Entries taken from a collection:
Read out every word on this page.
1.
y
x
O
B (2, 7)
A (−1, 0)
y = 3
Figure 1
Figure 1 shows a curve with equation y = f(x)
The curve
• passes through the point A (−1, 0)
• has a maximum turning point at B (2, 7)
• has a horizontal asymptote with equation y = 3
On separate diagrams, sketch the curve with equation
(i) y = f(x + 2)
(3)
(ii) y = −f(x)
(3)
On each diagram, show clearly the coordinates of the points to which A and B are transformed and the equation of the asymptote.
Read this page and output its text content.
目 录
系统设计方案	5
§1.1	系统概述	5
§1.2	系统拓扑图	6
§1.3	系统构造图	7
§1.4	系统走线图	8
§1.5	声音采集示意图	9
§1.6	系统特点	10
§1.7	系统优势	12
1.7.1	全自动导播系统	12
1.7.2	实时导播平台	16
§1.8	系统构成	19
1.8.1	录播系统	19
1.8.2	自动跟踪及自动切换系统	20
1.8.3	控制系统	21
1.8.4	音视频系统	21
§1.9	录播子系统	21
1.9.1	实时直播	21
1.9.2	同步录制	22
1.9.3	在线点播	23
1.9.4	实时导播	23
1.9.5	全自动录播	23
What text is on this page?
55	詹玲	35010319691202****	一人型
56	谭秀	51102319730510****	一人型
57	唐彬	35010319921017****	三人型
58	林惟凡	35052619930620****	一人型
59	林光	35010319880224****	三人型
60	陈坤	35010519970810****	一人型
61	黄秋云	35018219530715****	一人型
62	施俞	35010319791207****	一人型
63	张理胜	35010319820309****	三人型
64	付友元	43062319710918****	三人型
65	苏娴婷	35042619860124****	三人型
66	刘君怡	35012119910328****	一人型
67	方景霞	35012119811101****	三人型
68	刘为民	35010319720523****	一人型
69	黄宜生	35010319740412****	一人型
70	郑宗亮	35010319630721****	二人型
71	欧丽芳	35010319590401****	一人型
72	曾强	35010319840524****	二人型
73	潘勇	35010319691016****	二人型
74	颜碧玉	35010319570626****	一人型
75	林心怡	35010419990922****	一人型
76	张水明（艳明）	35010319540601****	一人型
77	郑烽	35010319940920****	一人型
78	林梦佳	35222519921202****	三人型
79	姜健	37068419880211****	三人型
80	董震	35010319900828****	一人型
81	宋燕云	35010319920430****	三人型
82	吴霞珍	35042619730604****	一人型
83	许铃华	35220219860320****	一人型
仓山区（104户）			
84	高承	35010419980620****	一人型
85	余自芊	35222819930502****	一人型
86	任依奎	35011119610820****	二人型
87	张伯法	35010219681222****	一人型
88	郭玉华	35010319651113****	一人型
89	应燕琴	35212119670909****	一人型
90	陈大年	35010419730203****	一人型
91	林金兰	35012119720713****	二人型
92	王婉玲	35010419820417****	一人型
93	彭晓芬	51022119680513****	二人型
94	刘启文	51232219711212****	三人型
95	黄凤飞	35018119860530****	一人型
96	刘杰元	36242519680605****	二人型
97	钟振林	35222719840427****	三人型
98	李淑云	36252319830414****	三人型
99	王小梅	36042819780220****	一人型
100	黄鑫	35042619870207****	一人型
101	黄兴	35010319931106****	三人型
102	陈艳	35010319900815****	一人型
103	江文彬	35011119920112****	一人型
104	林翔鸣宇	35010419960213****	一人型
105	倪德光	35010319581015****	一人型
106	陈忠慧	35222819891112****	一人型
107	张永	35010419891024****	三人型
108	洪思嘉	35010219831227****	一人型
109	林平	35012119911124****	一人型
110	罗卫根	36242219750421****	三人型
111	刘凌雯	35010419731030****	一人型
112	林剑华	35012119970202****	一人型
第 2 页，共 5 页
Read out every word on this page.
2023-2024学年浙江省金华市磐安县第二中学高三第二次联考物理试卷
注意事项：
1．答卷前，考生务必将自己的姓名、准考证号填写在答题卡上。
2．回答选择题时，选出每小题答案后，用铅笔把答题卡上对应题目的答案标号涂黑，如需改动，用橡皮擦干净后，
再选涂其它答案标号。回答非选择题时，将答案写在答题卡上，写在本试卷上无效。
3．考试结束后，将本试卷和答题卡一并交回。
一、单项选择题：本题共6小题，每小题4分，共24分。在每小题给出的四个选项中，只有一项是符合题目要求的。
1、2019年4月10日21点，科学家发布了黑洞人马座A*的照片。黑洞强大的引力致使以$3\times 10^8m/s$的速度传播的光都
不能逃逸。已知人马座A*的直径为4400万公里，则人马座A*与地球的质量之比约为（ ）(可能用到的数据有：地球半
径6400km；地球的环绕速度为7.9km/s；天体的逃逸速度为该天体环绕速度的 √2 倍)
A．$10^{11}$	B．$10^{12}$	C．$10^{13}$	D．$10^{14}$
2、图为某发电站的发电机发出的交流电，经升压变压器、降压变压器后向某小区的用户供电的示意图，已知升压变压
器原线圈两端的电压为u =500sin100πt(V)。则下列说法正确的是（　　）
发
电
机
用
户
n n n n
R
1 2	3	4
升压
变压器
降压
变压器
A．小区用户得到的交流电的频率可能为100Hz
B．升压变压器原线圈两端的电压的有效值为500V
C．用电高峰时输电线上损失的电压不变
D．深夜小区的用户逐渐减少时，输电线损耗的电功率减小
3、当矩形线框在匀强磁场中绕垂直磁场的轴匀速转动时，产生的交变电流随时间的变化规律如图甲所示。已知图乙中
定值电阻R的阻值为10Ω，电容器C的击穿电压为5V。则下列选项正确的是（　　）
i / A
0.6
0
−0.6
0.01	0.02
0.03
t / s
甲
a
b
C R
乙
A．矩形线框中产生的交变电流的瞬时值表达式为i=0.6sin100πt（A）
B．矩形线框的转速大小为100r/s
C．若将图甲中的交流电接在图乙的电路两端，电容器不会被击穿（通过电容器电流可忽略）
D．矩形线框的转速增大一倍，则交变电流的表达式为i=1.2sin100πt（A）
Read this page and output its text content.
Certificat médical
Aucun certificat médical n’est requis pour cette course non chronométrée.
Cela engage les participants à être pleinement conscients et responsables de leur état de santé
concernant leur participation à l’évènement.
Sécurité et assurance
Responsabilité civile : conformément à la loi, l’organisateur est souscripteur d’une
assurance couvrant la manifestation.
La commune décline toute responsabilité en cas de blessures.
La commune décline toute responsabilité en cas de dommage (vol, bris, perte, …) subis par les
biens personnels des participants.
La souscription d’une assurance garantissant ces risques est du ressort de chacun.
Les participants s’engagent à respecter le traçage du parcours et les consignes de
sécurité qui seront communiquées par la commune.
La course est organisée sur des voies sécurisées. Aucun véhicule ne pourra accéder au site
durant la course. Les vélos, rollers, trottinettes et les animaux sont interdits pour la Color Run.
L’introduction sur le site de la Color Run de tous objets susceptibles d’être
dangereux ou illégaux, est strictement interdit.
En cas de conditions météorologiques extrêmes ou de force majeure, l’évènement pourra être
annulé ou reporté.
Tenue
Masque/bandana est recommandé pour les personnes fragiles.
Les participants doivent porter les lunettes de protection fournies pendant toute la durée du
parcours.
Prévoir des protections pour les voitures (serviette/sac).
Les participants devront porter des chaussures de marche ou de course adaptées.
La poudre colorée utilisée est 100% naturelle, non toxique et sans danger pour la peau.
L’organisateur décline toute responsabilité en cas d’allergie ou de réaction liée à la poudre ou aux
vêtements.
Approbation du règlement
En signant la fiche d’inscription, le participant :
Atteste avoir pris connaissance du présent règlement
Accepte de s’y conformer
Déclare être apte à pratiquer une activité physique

### TASK DESCRIPTION
Would you restate each of the entries word for word?

### EXERCISE RESULT
Read out every word on this page.
1.
y
x
O
B (2, 7)
A (−1, 0)
y = 3
Figure 1
Figure 1 shows a curve with equation y = f(x)
The curve
• passes through the point A (−1, 0)
• has a maximum turning point at B (2, 7)
• has a horizontal asymptote with equation y = 3
On separate diagrams, sketch the curve with equation
(i) y = f(x + 2)
(3)
(ii) y = −f(x)
(3)
On each diagram, show clearly the coordinates of the points to which A and B are transformed and the equation of the asymptote.
Read this page and output its text content.
目 录
系统设计方案	5
§1.1	系统概述	5
§1.2	系统拓扑图	6
§1.3	系统构造图	7
§1.4	系统走线图	8
§1.5	声音采集示意图	9
§1.6	系统特点	10
§1.7	系统优势	12
1.7.1	全自动导播系统	12
1.7.2	实时导播平台	16
§1.8	系统构成	19
1.8.1	录播系统	19
1.8.2	自动跟踪及自动切换系统	20
1.8.3	控制系统	21
1.8.4	音视频系统	21
§1.9	录播子系统	21
1.9.1	实时直播	21
1.9.2	同步录制	22
1.9.3	在线点播	23
1.9.4	实时导播	23
1.9.5	全自动录播	23
What text is on this page?
55	詹玲	35010319691202****	一人型
56	谭秀	51102319730510****	一人型
57	唐彬	35010319921017****	三人型
58	林惟凡	35052619930620****	一人型
59	林光	35010319880224****	三人型
60	陈坤	35010519970810****	一人型
61	黄秋云	35018219530715****	一人型
62	施俞	35010319791207****	一人型
63	张理胜	35010319820309****	三人型
64	付友元	43062319710918****	三人型
65	苏娴婷	35042619860124****	三人型
66	刘君怡	35012119910328****	一人型
67	方景霞	35012119811101****	三人型
68	刘为民	35010319720523****	一人型
69	黄宜生	35010319740412****	一人型
70	郑宗亮	35010319630721****	二人型
71	欧丽芳	35010319590401****	一人型
72	曾强	35010319840524****	二人型
73	潘勇	35010319691016****	二人型
74	颜碧玉	35010319570626****	一人型
75	林心怡	35010419990922****	一人型
76	张水明（艳明）	35010319540601****	一人型
77	郑烽	35010319940920****	一人型
78	林梦佳	35222519921202****	三人型
79	姜健	37068419880211****	三人型
80	董震	35010319900828****	一人型
81	宋燕云	35010319920430****	三人型
82	吴霞珍	35042619730604****	一人型
83	许铃华	35220219860320****	一人型
仓山区（104户）			
84	高承	35010419980620****	一人型
85	余自芊	35222819930502****	一人型
86	任依奎	35011119610820****	二人型
87	张伯法	35010219681222****	一人型
88	郭玉华	35010319651113****	一人型
89	应燕琴	35212119670909****	一人型
90	陈大年	35010419730203****	一人型
91	林金兰	35012119720713****	二人型
92	王婉玲	35010419820417****	一人型
93	彭晓芬	51022119680513****	二人型
94	刘启文	51232219711212****	三人型
95	黄凤飞	35018119860530****	一人型
96	刘杰元	36242519680605****	二人型
97	钟振林	35222719840427****	三人型
98	李淑云	36252319830414****	三人型
99	王小梅	36042819780220****	一人型
100	黄鑫	35042619870207****	一人型
101	黄兴	35010319931106****	三人型
102	陈艳	35010319900815****	一人型
103	江文彬	35011119920112****	一人型
104	林翔鸣宇	35010419960213****	一人型
105	倪德光	35010319581015****	一人型
106	陈忠慧	35222819891112****	一人型
107	张永	35010419891024****	三人型
108	洪思嘉	35010219831227****	一人型
109	林平	35012119911124****	一人型
110	罗卫根	36242219750421****	三人型
111	刘凌雯	35010419731030****	一人型
112	林剑华	35012119970202****	一人型
第 2 页，共 5 页
Read out every word on this page.
2023-2024学年浙江省金华市磐安县第二中学高三第二次联考物理试卷
注意事项：
1．答卷前，考生务必将自己的姓名、准考证号填写在答题卡上。
2．回答选择题时，选出每小题答案后，用铅笔把答题卡上对应题目的答案标号涂黑，如需改动，用橡皮擦干净后，
再选涂其它答案标号。回答非选择题时，将答案写在答题卡上，写在本试卷上无效。
3．考试结束后，将本试卷和答题卡一并交回。
一、单项选择题：本题共6小题，每小题4分，共24分。在每小题给出的四个选项中，只有一项是符合题目要求的。
1、2019年4月10日21点，科学家发布了黑洞人马座A*的照片。黑洞强大的引力致使以$3\times 10^8m/s$的速度传播的光都
不能逃逸。已知人马座A*的直径为4400万公里，则人马座A*与地球的质量之比约为（ ）(可能用到的数据有：地球半
径6400km；地球的环绕速度为7.9km/s；天体的逃逸速度为该天体环绕速度的 √2 倍)
A．$10^{11}$	B．$10^{12}$	C．$10^{13}$	D．$10^{14}$
2、图为某发电站的发电机发出的交流电，经升压变压器、降压变压器后向某小区的用户供电的示意图，已知升压变压
器原线圈两端的电压为u =500sin100πt(V)。则下列说法正确的是（　　）
发
电
机
用
户
n n n n
R
1 2	3	4
升压
变压器
降压
变压器
A．小区用户得到的交流电的频率可能为100Hz
B．升压变压器原线圈两端的电压的有效值为500V
C．用电高峰时输电线上损失的电压不变
D．深夜小区的用户逐渐减少时，输电线损耗的电功率减小
3、当矩形线框在匀强磁场中绕垂直磁场的轴匀速转动时，产生的交变电流随时间的变化规律如图甲所示。已知图乙中
定值电阻R的阻值为10Ω，电容器C的击穿电压为5V。则下列选项正确的是（　　）
i / A
0.6
0
−0.6
0.01	0.02
0.03
t / s
甲
a
b
C R
乙
A．矩形线框中产生的交变电流的瞬时值表达式为i=0.6sin100πt（A）
B．矩形线框的转速大小为100r/s
C．若将图甲中的交流电接在图乙的电路两端，电容器不会被击穿（通过电容器电流可忽略）
D．矩形线框的转速增大一倍，则交变电流的表达式为i=1.2sin100πt（A）
Read this page and output its text content.
Certificat médical
Aucun certificat médical n’est requis pour cette course non chronométrée.
Cela engage les participants à être pleinement conscients et responsables de leur état de santé
concernant leur participation à l’évènement.
Sécurité et assurance
Responsabilité civile : conformément à la loi, l’organisateur est souscripteur d’une
assurance couvrant la manifestation.
La commune décline toute responsabilité en cas de blessures.
La commune décline toute responsabilité en cas de dommage (vol, bris, perte, …) subis par les
biens personnels des participants.
La souscription d’une assurance garantissant ces risques est du ressort de chacun.
Les participants s’engagent à respecter le traçage du parcours et les consignes de
sécurité qui seront communiquées par la commune.
La course est organisée sur des voies sécurisées. Aucun véhicule ne pourra accéder au site
durant la course. Les vélos, rollers, trottinettes et les animaux sont interdits pour la Color Run.
L’introduction sur le site de la Color Run de tous objets susceptibles d’être
dangereux ou illégaux, est strictement interdit.
En cas de conditions météorologiques extrêmes ou de force majeure, l’évènement pourra être
annulé ou reporté.
Tenue
Masque/bandana est recommandé pour les personnes fragiles.
Les participants doivent porter les lunettes de protection fournies pendant toute la durée du
parcours.
Prévoir des protections pour les voitures (serviette/sac).
Les participants devront porter des chaussures de marche ou de course adaptées.
La poudre colorée utilisée est 100% naturelle, non toxique et sans danger pour la peau.
L’organisateur décline toute responsabilité en cas d’allergie ou de réaction liée à la poudre ou aux
vêtements.
Approbation du règlement
En signant la fiche d’inscription, le participant :
Atteste avoir pris connaissance du présent règlement
Accepte de s’y conformer
Déclare être apte à pratiquer une activité physique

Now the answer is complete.